__SUPPLIED RECORDS__.
▼▼▼
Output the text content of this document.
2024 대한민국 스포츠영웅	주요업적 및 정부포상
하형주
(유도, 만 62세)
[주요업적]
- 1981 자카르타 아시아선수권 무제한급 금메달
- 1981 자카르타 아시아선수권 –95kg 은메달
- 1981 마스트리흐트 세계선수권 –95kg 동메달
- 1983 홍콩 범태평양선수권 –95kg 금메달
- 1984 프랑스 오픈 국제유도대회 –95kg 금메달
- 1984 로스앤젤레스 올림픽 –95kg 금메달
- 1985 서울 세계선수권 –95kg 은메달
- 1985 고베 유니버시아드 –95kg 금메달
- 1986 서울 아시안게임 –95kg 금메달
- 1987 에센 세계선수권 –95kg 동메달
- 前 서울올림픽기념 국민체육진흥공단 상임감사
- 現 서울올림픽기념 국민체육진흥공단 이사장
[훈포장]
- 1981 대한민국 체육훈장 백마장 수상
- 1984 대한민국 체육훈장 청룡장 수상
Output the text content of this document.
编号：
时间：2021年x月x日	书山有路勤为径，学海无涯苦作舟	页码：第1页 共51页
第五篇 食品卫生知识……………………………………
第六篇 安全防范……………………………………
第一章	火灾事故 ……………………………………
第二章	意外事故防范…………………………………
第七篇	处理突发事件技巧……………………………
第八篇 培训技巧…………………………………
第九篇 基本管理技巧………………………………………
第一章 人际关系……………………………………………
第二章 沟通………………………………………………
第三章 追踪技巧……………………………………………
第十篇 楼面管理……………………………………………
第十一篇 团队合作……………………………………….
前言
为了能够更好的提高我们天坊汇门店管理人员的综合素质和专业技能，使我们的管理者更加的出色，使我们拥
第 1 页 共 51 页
▲▲▲
__WHAT YOU NEED TO DO__. Set down the entries above again, word for word.

__EXERCISE SOLUTION__.
Output the text content of this document.
2024 대한민국 스포츠영웅	주요업적 및 정부포상
하형주
(유도, 만 62세)
[주요업적]
- 1981 자카르타 아시아선수권 무제한급 금메달
- 1981 자카르타 아시아선수권 –95kg 은메달
- 1981 마스트리흐트 세계선수권 –95kg 동메달
- 1983 홍콩 범태평양선수권 –95kg 금메달
- 1984 프랑스 오픈 국제유도대회 –95kg 금메달
- 1984 로스앤젤레스 올림픽 –95kg 금메달
- 1985 서울 세계선수권 –95kg 은메달
- 1985 고베 유니버시아드 –95kg 금메달
- 1986 서울 아시안게임 –95kg 금메달
- 1987 에센 세계선수권 –95kg 동메달
- 前 서울올림픽기념 국민체육진흥공단 상임감사
- 現 서울올림픽기념 국민체육진흥공단 이사장
[훈포장]
- 1981 대한민국 체육훈장 백마장 수상
- 1984 대한민국 체육훈장 청룡장 수상
Output the text content of this document.
编号：
时间：2021年x月x日	书山有路勤为径，学海无涯苦作舟	页码：第1页 共51页
第五篇 食品卫生知识……………………………………
第六篇 安全防范……………………………………
第一章	火灾事故 ……………………………………
第二章	意外事故防范…………………………………
第七篇	处理突发事件技巧……………………………
第八篇 培训技巧…………………………………
第九篇 基本管理技巧………………………………………
第一章 人际关系……………………………………………
第二章 沟通………………………………………………
第三章 追踪技巧……………………………………………
第十篇 楼面管理……………………………………………
第十一篇 团队合作……………………………………….
前言
为了能够更好的提高我们天坊汇门店管理人员的综合素质和专业技能，使我们的管理者更加的出色，使我们拥
第 1 页 共 51 页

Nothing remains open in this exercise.